» WHAT YOU WILL DO:
Rewrite the data from the line holding "panel-resize-grip[interactable]: [342, 608, 362, 611]" through the line holding "yellow-field-row: Y: 60%: [641, 313, 715, 334]", inclusive, substituting "slider-knob" for each "slider-thumb" and leaving all else unchanged.

Source records:
......

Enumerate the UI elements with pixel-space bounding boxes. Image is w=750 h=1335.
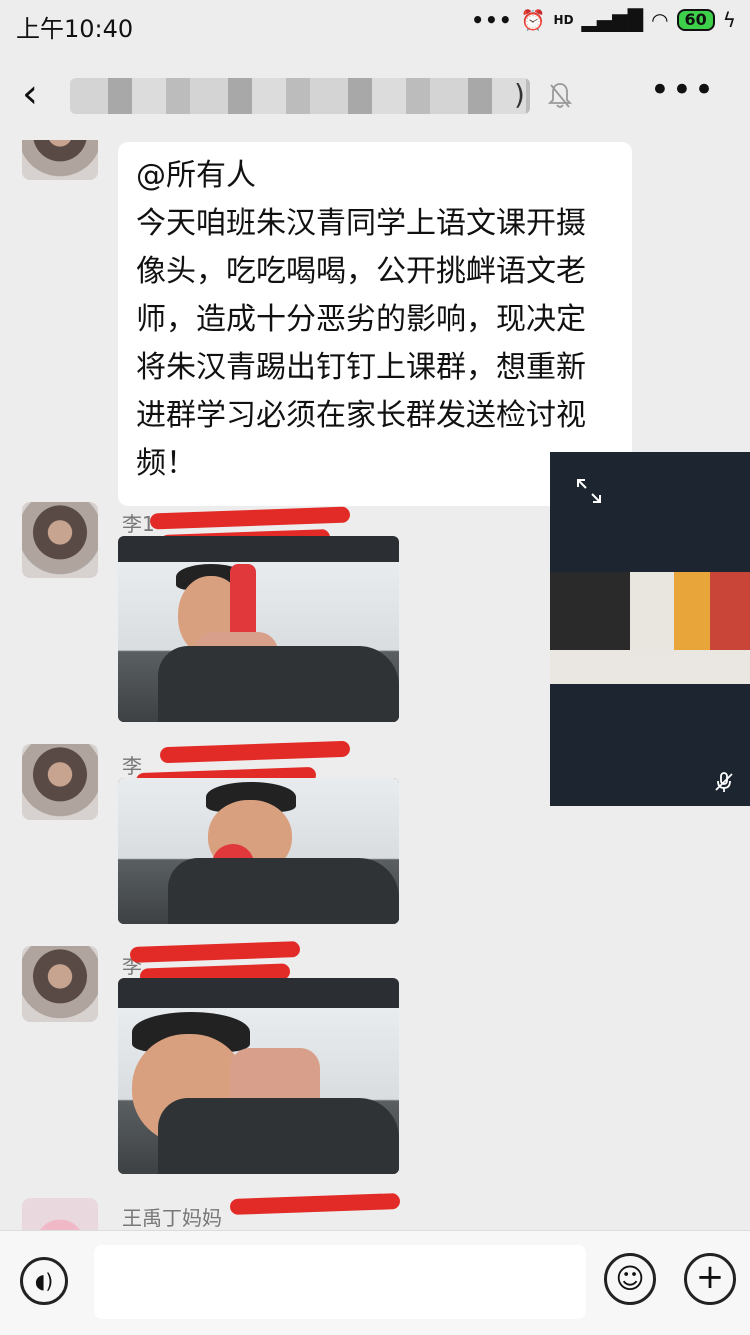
avatar[interactable] xyxy=(22,1198,98,1230)
chat-title-blurred xyxy=(70,78,530,114)
red-scribble xyxy=(149,506,351,530)
status-bar: 上午10:40 ••• ⏰ HD ▂▄▆█ ◠ 60 ϟ xyxy=(0,0,750,50)
emoji-icon[interactable]: ☺ xyxy=(604,1253,656,1305)
charging-icon: ϟ xyxy=(722,8,736,32)
message-text: 今天咱班朱汉青同学上语文课开摄像头，吃吃喝喝，公开挑衅语文老师，造成十分恶劣的影… xyxy=(136,206,586,481)
status-icons: ••• ⏰ HD ▂▄▆█ ◠ 60 ϟ xyxy=(471,8,736,32)
wifi-icon: ◠ xyxy=(651,8,669,32)
battery-indicator: 60 xyxy=(676,9,715,31)
image-message[interactable] xyxy=(118,778,399,924)
video-desk xyxy=(550,650,750,684)
image-message[interactable] xyxy=(118,536,399,722)
mic-off-icon[interactable] xyxy=(712,770,736,794)
signal-icon: ▂▄▆█ xyxy=(581,8,644,32)
sender-name: 王禹丁妈妈 xyxy=(122,1206,222,1230)
voice-icon[interactable]: ◖) xyxy=(20,1257,68,1305)
mute-icon xyxy=(548,83,572,108)
more-icon[interactable]: ••• xyxy=(650,73,716,107)
chat-header: ‹ ) ••• xyxy=(0,50,750,140)
message-input[interactable] xyxy=(94,1245,586,1319)
input-bar: ◖) ☺ + xyxy=(0,1230,750,1335)
avatar[interactable] xyxy=(22,946,98,1022)
mention-all: @所有人 xyxy=(136,158,256,193)
image-message[interactable] xyxy=(118,978,399,1174)
chat-title-suffix: ) xyxy=(514,78,525,111)
plus-icon[interactable]: + xyxy=(684,1253,736,1305)
hd-label: HD xyxy=(553,13,574,27)
more-dots-icon: ••• xyxy=(471,8,513,32)
expand-icon[interactable] xyxy=(576,478,602,504)
avatar[interactable] xyxy=(22,502,98,578)
red-scribble xyxy=(159,740,351,764)
red-scribble xyxy=(129,941,301,963)
avatar[interactable] xyxy=(22,744,98,820)
video-feed xyxy=(550,572,750,684)
avatar[interactable] xyxy=(22,140,98,180)
alarm-icon: ⏰ xyxy=(520,8,546,32)
status-time: 上午10:40 xyxy=(16,15,134,43)
back-icon[interactable]: ‹ xyxy=(22,72,62,120)
video-call-overlay[interactable] xyxy=(550,452,750,806)
red-scribble xyxy=(229,1193,401,1215)
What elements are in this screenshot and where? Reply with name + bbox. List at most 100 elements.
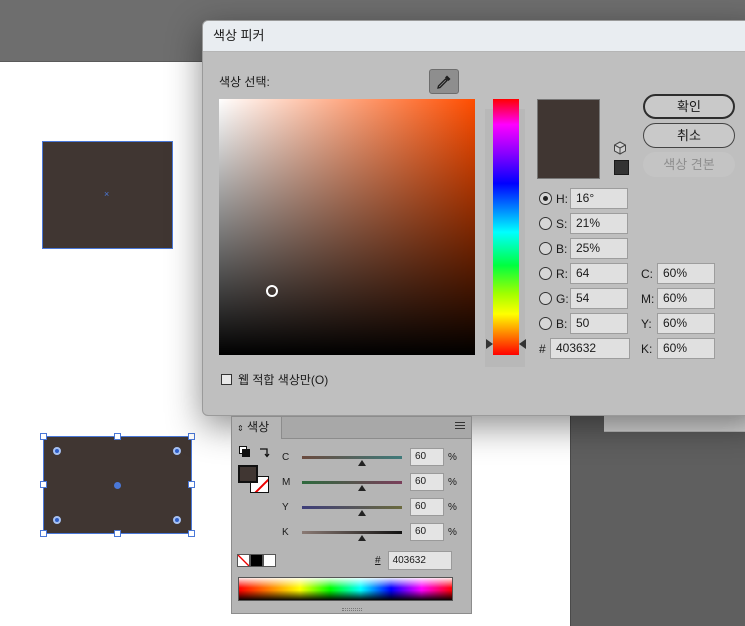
panel-resize-grip[interactable]: [342, 608, 362, 611]
resize-handle-top-left[interactable]: [40, 433, 47, 440]
black-slider-thumb[interactable]: [358, 534, 366, 541]
magenta-slider-thumb[interactable]: [358, 484, 366, 491]
color-panel-tab[interactable]: ⇕ 색상: [232, 417, 282, 439]
hue-radio[interactable]: [539, 192, 552, 205]
resize-handle-bottom-left[interactable]: [40, 530, 47, 537]
resize-handle-top-right[interactable]: [188, 433, 195, 440]
color-field-cursor[interactable]: [266, 285, 278, 297]
hue-input[interactable]: 16°: [570, 188, 628, 209]
eyedropper-button[interactable]: [429, 69, 459, 94]
yellow-slider-thumb[interactable]: [358, 509, 366, 516]
magenta-input[interactable]: 60%: [657, 288, 715, 309]
corner-widget-icon[interactable]: [53, 516, 61, 524]
red-label: R:: [556, 266, 568, 281]
black-slider[interactable]: [302, 530, 402, 541]
cyan-slider-label: C: [282, 451, 290, 463]
blue-label: B:: [556, 316, 568, 331]
cyan-slider-value[interactable]: 60: [410, 448, 444, 466]
magenta-slider-row: M 60 %: [282, 472, 457, 492]
corner-widget-icon[interactable]: [173, 516, 181, 524]
ok-button[interactable]: 확인: [643, 94, 735, 119]
green-input[interactable]: 54: [570, 288, 628, 309]
default-fill-stroke-icon[interactable]: [239, 446, 251, 458]
yellow-field-row: Y: 60%: [641, 313, 715, 334]
fill-swatch[interactable]: [238, 465, 258, 483]
panel-hex-input[interactable]: 403632: [387, 551, 452, 570]
saturation-brightness-field[interactable]: [219, 99, 475, 355]
brightness-radio[interactable]: [539, 242, 552, 255]
cyan-slider-row: C 60 %: [282, 447, 457, 467]
rectangle-shape-top[interactable]: ×: [42, 141, 173, 249]
color-panel: ⇕ 색상 C 60 % M 60 % Y 60 % K 60 % # 40363…: [231, 416, 472, 614]
panel-menu-icon[interactable]: [455, 422, 465, 431]
magenta-slider-label: M: [282, 476, 291, 488]
magenta-label: M:: [641, 291, 655, 306]
cyan-label: C:: [641, 266, 653, 281]
yellow-input[interactable]: 60%: [657, 313, 715, 334]
web-only-option[interactable]: 웹 적합 색상만(O): [221, 371, 328, 388]
fill-stroke-control[interactable]: [236, 445, 276, 497]
out-of-gamut-cube-icon[interactable]: [613, 141, 627, 155]
hex-label: #: [539, 341, 546, 356]
swap-fill-stroke-icon[interactable]: [258, 446, 270, 458]
saturation-input[interactable]: 21%: [570, 213, 628, 234]
corner-widget-icon[interactable]: [53, 447, 61, 455]
panel-collapse-icon[interactable]: ⇕: [237, 424, 244, 433]
black-slider-row: K 60 %: [282, 522, 457, 542]
yellow-slider-label: Y: [282, 501, 289, 513]
hue-slider[interactable]: [493, 99, 519, 355]
cyan-slider[interactable]: [302, 455, 402, 466]
green-field-row: G: 54: [539, 288, 628, 309]
hue-field-row: H: 16°: [539, 188, 628, 209]
yellow-slider-value[interactable]: 60: [410, 498, 444, 516]
color-panel-tab-label: 색상: [247, 420, 270, 434]
blue-radio[interactable]: [539, 317, 552, 330]
green-label: G:: [556, 291, 569, 306]
resize-handle-right[interactable]: [188, 481, 195, 488]
cancel-button[interactable]: 취소: [643, 123, 735, 148]
cyan-field-row: C: 60%: [641, 263, 715, 284]
black-slider-value[interactable]: 60: [410, 523, 444, 541]
hue-slider-left-arrow-icon[interactable]: [486, 339, 493, 349]
yellow-slider-row: Y 60 %: [282, 497, 457, 517]
hue-label: H:: [556, 191, 568, 206]
yellow-slider[interactable]: [302, 505, 402, 516]
cyan-input[interactable]: 60%: [657, 263, 715, 284]
red-field-row: R: 64: [539, 263, 628, 284]
black-swatch[interactable]: [250, 554, 263, 567]
resize-handle-top[interactable]: [114, 433, 121, 440]
white-swatch[interactable]: [263, 554, 276, 567]
panel-hex-label: #: [375, 555, 381, 566]
web-safe-swatch[interactable]: [614, 160, 629, 175]
black-input[interactable]: 60%: [657, 338, 715, 359]
web-only-checkbox[interactable]: [221, 374, 232, 385]
resize-handle-left[interactable]: [40, 481, 47, 488]
select-color-label: 색상 선택:: [219, 75, 270, 89]
hex-field-row: # 403632: [539, 338, 630, 359]
resize-handle-bottom-right[interactable]: [188, 530, 195, 537]
quick-swatches: [237, 554, 276, 567]
cyan-slider-thumb[interactable]: [358, 459, 366, 466]
magenta-slider[interactable]: [302, 480, 402, 491]
red-input[interactable]: 64: [570, 263, 628, 284]
green-radio[interactable]: [539, 292, 552, 305]
hue-slider-right-arrow-icon[interactable]: [519, 339, 526, 349]
magenta-slider-value[interactable]: 60: [410, 473, 444, 491]
dialog-title: 색상 피커: [203, 21, 745, 52]
rectangle-shape-selected[interactable]: [40, 433, 195, 537]
red-radio[interactable]: [539, 267, 552, 280]
none-swatch[interactable]: [237, 554, 250, 567]
yellow-label: Y:: [641, 316, 652, 331]
yellow-slider-unit: %: [448, 501, 457, 513]
color-spectrum-ramp[interactable]: [238, 577, 453, 601]
resize-handle-bottom[interactable]: [114, 530, 121, 537]
color-panel-header: ⇕ 색상: [232, 417, 471, 439]
hex-input[interactable]: 403632: [550, 338, 630, 359]
eyedropper-icon: [437, 75, 451, 89]
saturation-radio[interactable]: [539, 217, 552, 230]
web-only-label: 웹 적합 색상만(O): [238, 373, 329, 387]
corner-widget-icon[interactable]: [173, 447, 181, 455]
brightness-input[interactable]: 25%: [570, 238, 628, 259]
blue-input[interactable]: 50: [570, 313, 628, 334]
black-label: K:: [641, 341, 653, 356]
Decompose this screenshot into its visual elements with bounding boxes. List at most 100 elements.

......

» FULL OUTPUT:
panel-resize-grip[interactable]: [342, 608, 362, 611]
resize-handle-top-left[interactable]: [40, 433, 47, 440]
black-slider-knob[interactable]: [358, 534, 366, 541]
magenta-slider-knob[interactable]: [358, 484, 366, 491]
color-panel-tab[interactable]: ⇕ 색상: [232, 417, 282, 439]
hue-radio[interactable]: [539, 192, 552, 205]
resize-handle-bottom-left[interactable]: [40, 530, 47, 537]
resize-handle-top-right[interactable]: [188, 433, 195, 440]
color-field-cursor[interactable]: [266, 285, 278, 297]
hue-input[interactable]: 16°: [570, 188, 628, 209]
eyedropper-button[interactable]: [429, 69, 459, 94]
yellow-slider-knob[interactable]: [358, 509, 366, 516]
magenta-input[interactable]: 60%: [657, 288, 715, 309]
corner-widget-icon[interactable]: [53, 516, 61, 524]
red-label: R:: [556, 266, 568, 281]
black-slider[interactable]: [302, 530, 402, 541]
cyan-slider-label: C: [282, 451, 290, 463]
blue-label: B:: [556, 316, 568, 331]
cyan-slider-value[interactable]: 60: [410, 448, 444, 466]
magenta-slider-row: M 60 %: [282, 472, 457, 492]
corner-widget-icon[interactable]: [173, 516, 181, 524]
ok-button[interactable]: 확인: [643, 94, 735, 119]
green-input[interactable]: 54: [570, 288, 628, 309]
default-fill-stroke-icon[interactable]: [239, 446, 251, 458]
yellow-field-row: Y: 60%: [641, 313, 715, 334]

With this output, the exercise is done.